Exercise details. Extract every line below that contains the word "玉米现货价格出现反弹".

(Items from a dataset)
****************************************

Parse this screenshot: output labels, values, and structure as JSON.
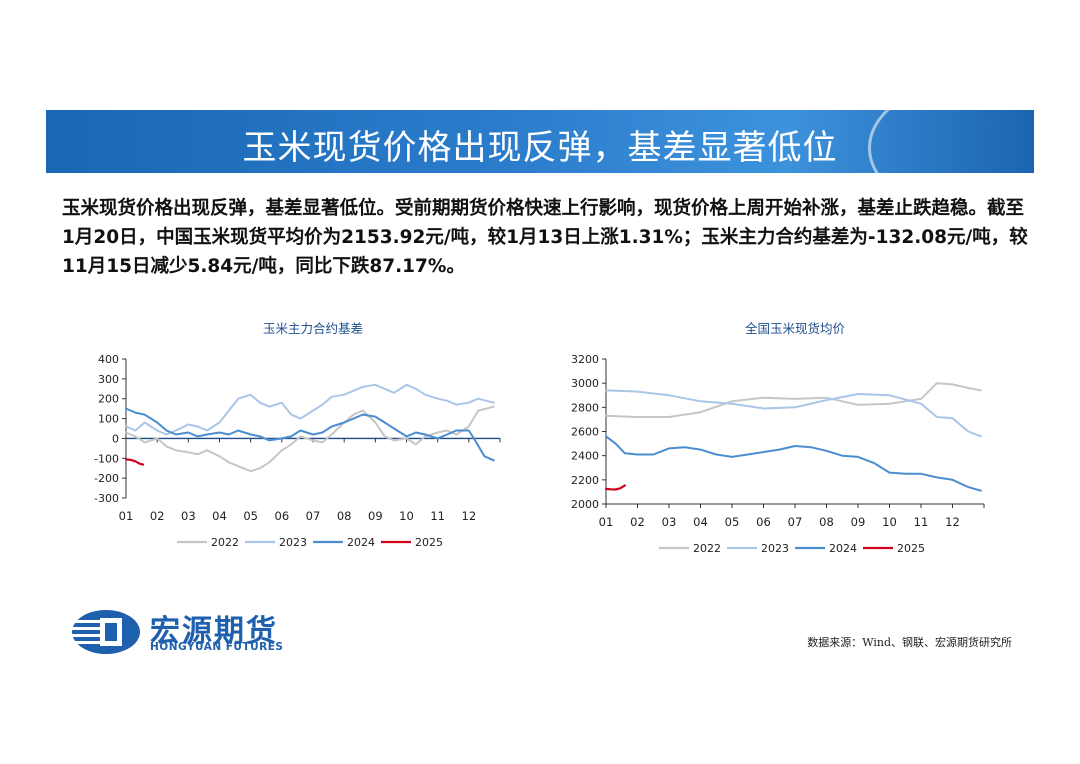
{
  "banner": {
    "title": "玉米现货价格出现反弹，基差显著低位"
  },
  "summary": "玉米现货价格出现反弹，基差显著低位。受前期期货价格快速上行影响，现货价格上周开始补涨，基差止跌趋稳。截至1月20日，中国玉米现货平均价为2153.92元/吨，较1月13日上涨1.31%；玉米主力合约基差为-132.08元/吨，较11月15日减少5.84元/吨，同比下跌87.17%。",
  "footer": {
    "logo_cn": "宏源期货",
    "logo_en": "HONGYUAN FUTURES",
    "source": "数据来源：Wind、钢联、宏源期货研究所"
  },
  "colors": {
    "s2022": "#c6c6c6",
    "s2023": "#a9c6e8",
    "s2024": "#4b8ed0",
    "s2025": "#d0021b",
    "banner": "#2a7ccb"
  },
  "chart_data": [
    {
      "type": "line",
      "title": "玉米主力合约基差",
      "x_tick_labels": [
        "01",
        "02",
        "03",
        "04",
        "05",
        "06",
        "07",
        "08",
        "09",
        "10",
        "11",
        "12"
      ],
      "ylim": [
        -300,
        400
      ],
      "yticks": [
        400,
        300,
        200,
        100,
        0,
        -100,
        -200,
        -300
      ],
      "legend_position": "bottom",
      "grid": false,
      "series": [
        {
          "name": "2022",
          "color": "#c6c6c6",
          "x": [
            1,
            1.3,
            1.6,
            2,
            2.3,
            2.6,
            3,
            3.3,
            3.6,
            4,
            4.3,
            4.6,
            5,
            5.3,
            5.6,
            6,
            6.3,
            6.6,
            7,
            7.3,
            7.6,
            8,
            8.3,
            8.6,
            9,
            9.3,
            9.6,
            10,
            10.3,
            10.6,
            11,
            11.3,
            11.6,
            12,
            12.3,
            12.8
          ],
          "y": [
            30,
            10,
            -20,
            0,
            -40,
            -60,
            -70,
            -80,
            -60,
            -90,
            -120,
            -140,
            -165,
            -150,
            -120,
            -60,
            -30,
            10,
            -10,
            -20,
            20,
            80,
            120,
            140,
            80,
            10,
            -10,
            0,
            -30,
            10,
            30,
            40,
            20,
            60,
            140,
            160
          ]
        },
        {
          "name": "2023",
          "color": "#a9c6e8",
          "x": [
            1,
            1.3,
            1.6,
            2,
            2.3,
            2.6,
            3,
            3.3,
            3.6,
            4,
            4.3,
            4.6,
            5,
            5.3,
            5.6,
            6,
            6.3,
            6.6,
            7,
            7.3,
            7.6,
            8,
            8.3,
            8.6,
            9,
            9.3,
            9.6,
            10,
            10.3,
            10.6,
            11,
            11.3,
            11.6,
            12,
            12.3,
            12.8
          ],
          "y": [
            60,
            40,
            80,
            40,
            20,
            40,
            70,
            60,
            40,
            80,
            140,
            200,
            220,
            180,
            160,
            180,
            120,
            100,
            140,
            170,
            210,
            220,
            240,
            260,
            270,
            250,
            230,
            270,
            250,
            220,
            200,
            190,
            170,
            180,
            200,
            180
          ]
        },
        {
          "name": "2024",
          "color": "#4b8ed0",
          "x": [
            1,
            1.3,
            1.6,
            2,
            2.3,
            2.6,
            3,
            3.3,
            3.6,
            4,
            4.3,
            4.6,
            5,
            5.3,
            5.6,
            6,
            6.3,
            6.6,
            7,
            7.3,
            7.6,
            8,
            8.3,
            8.6,
            9,
            9.3,
            9.6,
            10,
            10.3,
            10.6,
            11,
            11.3,
            11.6,
            12,
            12.2,
            12.5,
            12.8
          ],
          "y": [
            150,
            130,
            120,
            80,
            40,
            20,
            30,
            10,
            20,
            30,
            20,
            40,
            20,
            10,
            -10,
            0,
            10,
            40,
            20,
            30,
            60,
            80,
            100,
            120,
            110,
            80,
            50,
            10,
            30,
            20,
            0,
            20,
            40,
            40,
            -10,
            -90,
            -110
          ]
        },
        {
          "name": "2025",
          "color": "#d0021b",
          "x": [
            1,
            1.15,
            1.3,
            1.45,
            1.55
          ],
          "y": [
            -105,
            -108,
            -115,
            -128,
            -132
          ]
        }
      ]
    },
    {
      "type": "line",
      "title": "全国玉米现货均价",
      "x_tick_labels": [
        "01",
        "02",
        "03",
        "04",
        "05",
        "06",
        "07",
        "08",
        "09",
        "10",
        "11",
        "12"
      ],
      "ylim": [
        2000,
        3200
      ],
      "yticks": [
        3200,
        3000,
        2800,
        2600,
        2400,
        2200,
        2000
      ],
      "legend_position": "bottom",
      "grid": false,
      "series": [
        {
          "name": "2022",
          "color": "#c6c6c6",
          "x": [
            1,
            2,
            3,
            4,
            5,
            6,
            7,
            8,
            9,
            10,
            11,
            11.5,
            12,
            12.5,
            12.9
          ],
          "y": [
            2730,
            2720,
            2720,
            2760,
            2850,
            2880,
            2870,
            2880,
            2820,
            2830,
            2870,
            3000,
            2990,
            2960,
            2940
          ]
        },
        {
          "name": "2023",
          "color": "#a9c6e8",
          "x": [
            1,
            2,
            3,
            4,
            5,
            6,
            7,
            8,
            9,
            10,
            11,
            11.5,
            12,
            12.5,
            12.9
          ],
          "y": [
            2940,
            2930,
            2900,
            2850,
            2830,
            2790,
            2800,
            2860,
            2910,
            2900,
            2830,
            2720,
            2710,
            2600,
            2560
          ]
        },
        {
          "name": "2024",
          "color": "#4b8ed0",
          "x": [
            1,
            1.3,
            1.6,
            2,
            2.5,
            3,
            3.5,
            4,
            4.5,
            5,
            5.5,
            6,
            6.5,
            7,
            7.5,
            8,
            8.5,
            9,
            9.5,
            10,
            10.5,
            11,
            11.5,
            12,
            12.5,
            12.9
          ],
          "y": [
            2560,
            2500,
            2420,
            2410,
            2410,
            2460,
            2470,
            2450,
            2410,
            2390,
            2410,
            2430,
            2450,
            2480,
            2470,
            2440,
            2400,
            2390,
            2340,
            2260,
            2250,
            2250,
            2220,
            2200,
            2140,
            2110
          ]
        },
        {
          "name": "2025",
          "color": "#d0021b",
          "x": [
            1,
            1.15,
            1.3,
            1.45,
            1.6
          ],
          "y": [
            2125,
            2122,
            2120,
            2130,
            2154
          ]
        }
      ]
    }
  ]
}
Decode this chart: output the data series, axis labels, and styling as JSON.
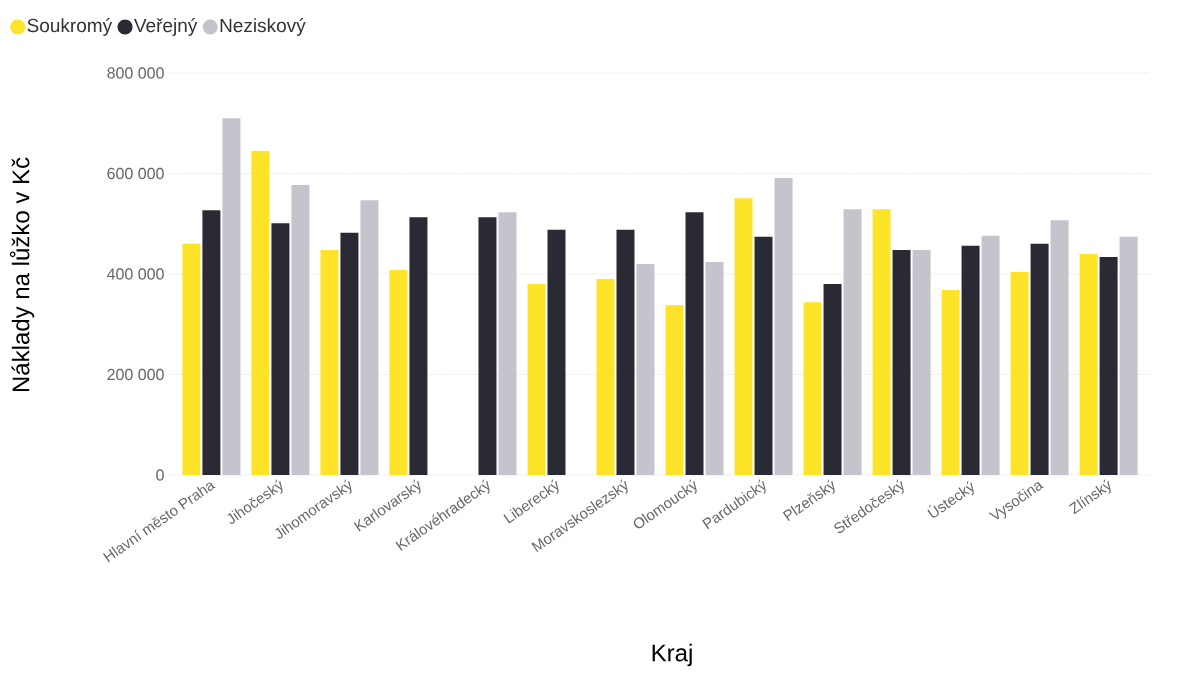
{
  "chart_data": {
    "type": "bar",
    "xlabel": "Kraj",
    "ylabel": "Náklady na lůžko v Kč",
    "categories": [
      "Hlavní město Praha",
      "Jihočeský",
      "Jihomoravský",
      "Karlovarský",
      "Královéhradecký",
      "Liberecký",
      "Moravskoslezský",
      "Olomoucký",
      "Pardubický",
      "Plzeňský",
      "Středočeský",
      "Ústecký",
      "Vysočina",
      "Zlínský"
    ],
    "series": [
      {
        "name": "Soukromý",
        "color": "#fde428",
        "values": [
          460000,
          645000,
          448000,
          408000,
          null,
          380000,
          390000,
          338000,
          551000,
          344000,
          529000,
          368000,
          404000,
          440000
        ]
      },
      {
        "name": "Veřejný",
        "color": "#2a2a35",
        "values": [
          527000,
          501000,
          482000,
          513000,
          513000,
          488000,
          488000,
          523000,
          474000,
          380000,
          448000,
          456000,
          460000,
          434000
        ]
      },
      {
        "name": "Neziskový",
        "color": "#c4c4cc",
        "values": [
          710000,
          577000,
          547000,
          null,
          523000,
          null,
          420000,
          424000,
          591000,
          529000,
          448000,
          476000,
          507000,
          474000
        ]
      }
    ],
    "ylim": [
      0,
      800000
    ],
    "yticks": [
      0,
      {
        "value": 200000,
        "label": "200 000"
      },
      {
        "value": 400000,
        "label": "400 000"
      },
      {
        "value": 600000,
        "label": "600 000"
      },
      {
        "value": 800000,
        "label": "800 000"
      }
    ],
    "grid": "y",
    "legend": "top left"
  }
}
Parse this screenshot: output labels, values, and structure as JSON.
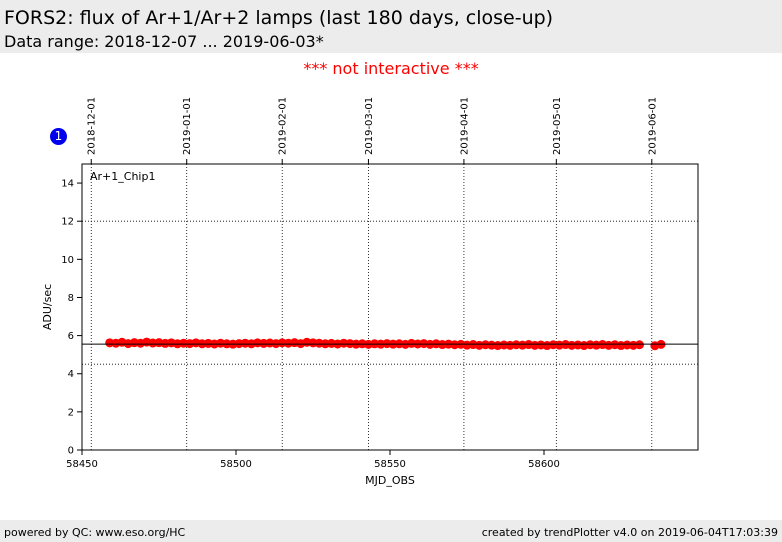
{
  "header": {
    "title": "FORS2: flux of Ar+1/Ar+2 lamps (last 180 days, close-up)",
    "subtitle": "Data range: 2018-12-07 ... 2019-06-03*"
  },
  "notice": "*** not interactive ***",
  "badge": "1",
  "footer": {
    "left": "powered by QC: www.eso.org/HC",
    "right": "created by trendPlotter v4.0 on 2019-06-04T17:03:39"
  },
  "colors": {
    "points": "#ff0000",
    "notice": "#ff0000",
    "badge": "#0000ee",
    "header_bg": "#ececec"
  },
  "chart_data": {
    "type": "scatter",
    "panel_label": "Ar+1_Chip1",
    "xlabel": "MJD_OBS",
    "ylabel": "ADU/sec",
    "xlim": [
      58450,
      58650
    ],
    "ylim": [
      0,
      15
    ],
    "x_ticks": [
      58450,
      58500,
      58550,
      58600
    ],
    "y_ticks": [
      0,
      2,
      4,
      6,
      8,
      10,
      12,
      14
    ],
    "date_ticks": [
      {
        "mjd": 58453,
        "label": "2018-12-01"
      },
      {
        "mjd": 58484,
        "label": "2019-01-01"
      },
      {
        "mjd": 58515,
        "label": "2019-02-01"
      },
      {
        "mjd": 58543,
        "label": "2019-03-01"
      },
      {
        "mjd": 58574,
        "label": "2019-04-01"
      },
      {
        "mjd": 58604,
        "label": "2019-05-01"
      },
      {
        "mjd": 58635,
        "label": "2019-06-01"
      }
    ],
    "reference_line": 5.55,
    "threshold_lines": [
      4.5,
      12.0
    ],
    "grid": "dotted vertical lines at date ticks",
    "series": [
      {
        "points": [
          [
            58459,
            5.62
          ],
          [
            58461,
            5.6
          ],
          [
            58463,
            5.65
          ],
          [
            58465,
            5.58
          ],
          [
            58467,
            5.63
          ],
          [
            58469,
            5.6
          ],
          [
            58471,
            5.66
          ],
          [
            58473,
            5.61
          ],
          [
            58475,
            5.63
          ],
          [
            58477,
            5.59
          ],
          [
            58479,
            5.62
          ],
          [
            58481,
            5.57
          ],
          [
            58483,
            5.6
          ],
          [
            58485,
            5.58
          ],
          [
            58487,
            5.62
          ],
          [
            58489,
            5.57
          ],
          [
            58491,
            5.59
          ],
          [
            58493,
            5.56
          ],
          [
            58495,
            5.6
          ],
          [
            58497,
            5.57
          ],
          [
            58499,
            5.55
          ],
          [
            58501,
            5.58
          ],
          [
            58503,
            5.6
          ],
          [
            58505,
            5.57
          ],
          [
            58507,
            5.62
          ],
          [
            58509,
            5.59
          ],
          [
            58511,
            5.61
          ],
          [
            58513,
            5.58
          ],
          [
            58515,
            5.62
          ],
          [
            58517,
            5.6
          ],
          [
            58519,
            5.63
          ],
          [
            58521,
            5.58
          ],
          [
            58523,
            5.65
          ],
          [
            58525,
            5.62
          ],
          [
            58527,
            5.6
          ],
          [
            58529,
            5.57
          ],
          [
            58531,
            5.59
          ],
          [
            58533,
            5.56
          ],
          [
            58535,
            5.6
          ],
          [
            58537,
            5.58
          ],
          [
            58539,
            5.55
          ],
          [
            58541,
            5.57
          ],
          [
            58543,
            5.54
          ],
          [
            58545,
            5.57
          ],
          [
            58547,
            5.55
          ],
          [
            58549,
            5.58
          ],
          [
            58551,
            5.55
          ],
          [
            58553,
            5.57
          ],
          [
            58555,
            5.54
          ],
          [
            58557,
            5.59
          ],
          [
            58559,
            5.56
          ],
          [
            58561,
            5.58
          ],
          [
            58563,
            5.54
          ],
          [
            58565,
            5.57
          ],
          [
            58567,
            5.53
          ],
          [
            58569,
            5.55
          ],
          [
            58571,
            5.52
          ],
          [
            58573,
            5.54
          ],
          [
            58575,
            5.5
          ],
          [
            58577,
            5.53
          ],
          [
            58579,
            5.49
          ],
          [
            58581,
            5.52
          ],
          [
            58583,
            5.5
          ],
          [
            58585,
            5.48
          ],
          [
            58587,
            5.51
          ],
          [
            58589,
            5.49
          ],
          [
            58591,
            5.52
          ],
          [
            58593,
            5.5
          ],
          [
            58595,
            5.53
          ],
          [
            58597,
            5.49
          ],
          [
            58599,
            5.51
          ],
          [
            58601,
            5.48
          ],
          [
            58603,
            5.52
          ],
          [
            58605,
            5.5
          ],
          [
            58607,
            5.53
          ],
          [
            58609,
            5.49
          ],
          [
            58611,
            5.51
          ],
          [
            58613,
            5.48
          ],
          [
            58615,
            5.52
          ],
          [
            58617,
            5.5
          ],
          [
            58619,
            5.53
          ],
          [
            58621,
            5.49
          ],
          [
            58623,
            5.52
          ],
          [
            58625,
            5.48
          ],
          [
            58627,
            5.51
          ],
          [
            58629,
            5.49
          ],
          [
            58631,
            5.52
          ],
          [
            58636,
            5.47
          ],
          [
            58638,
            5.54
          ]
        ]
      }
    ]
  }
}
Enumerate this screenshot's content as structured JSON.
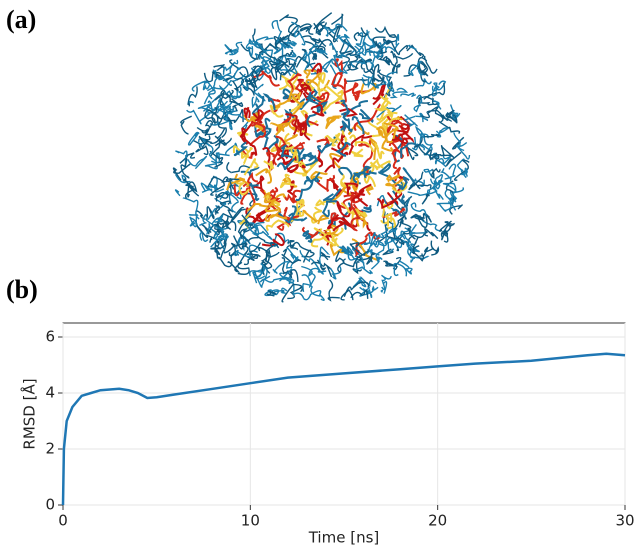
{
  "panels": [
    "(a)",
    "(b)"
  ],
  "chart_data": {
    "type": "line",
    "xlabel": "Time [ns]",
    "ylabel": "RMSD [Å]",
    "x": [
      0,
      0.05,
      0.2,
      0.5,
      1,
      1.5,
      2,
      3,
      3.5,
      4,
      4.5,
      5,
      6,
      8,
      10,
      12,
      15,
      18,
      20,
      22,
      25,
      28,
      29,
      30
    ],
    "series": [
      {
        "name": "RMSD",
        "color": "#1f77b4",
        "values": [
          0,
          2.0,
          3.0,
          3.5,
          3.9,
          4.0,
          4.1,
          4.15,
          4.1,
          4.0,
          3.82,
          3.85,
          3.95,
          4.15,
          4.35,
          4.55,
          4.7,
          4.85,
          4.95,
          5.05,
          5.15,
          5.35,
          5.4,
          5.35
        ]
      }
    ],
    "xlim": [
      0,
      30
    ],
    "xticks": [
      0,
      10,
      20,
      30
    ],
    "ylim": [
      0,
      6.5
    ],
    "yticks": [
      0,
      2,
      4,
      6
    ],
    "grid": true
  }
}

****************************************

Worked answer.
    "title": "玉米现货价格出现反弹，基差显著低位"
  "summary": "玉米现货价格出现反弹，基差显著低位。受前期期货价格快速上行影响，现货价格上周开始补涨，基差止跌趋稳。截至1月20日，中国玉米现货平均价为2153.92元/吨，较1月13日上涨1.31%；玉米主力合约基差为-132.08元/吨，较11月15日减少5.84元/吨，同比下跌87.17%。",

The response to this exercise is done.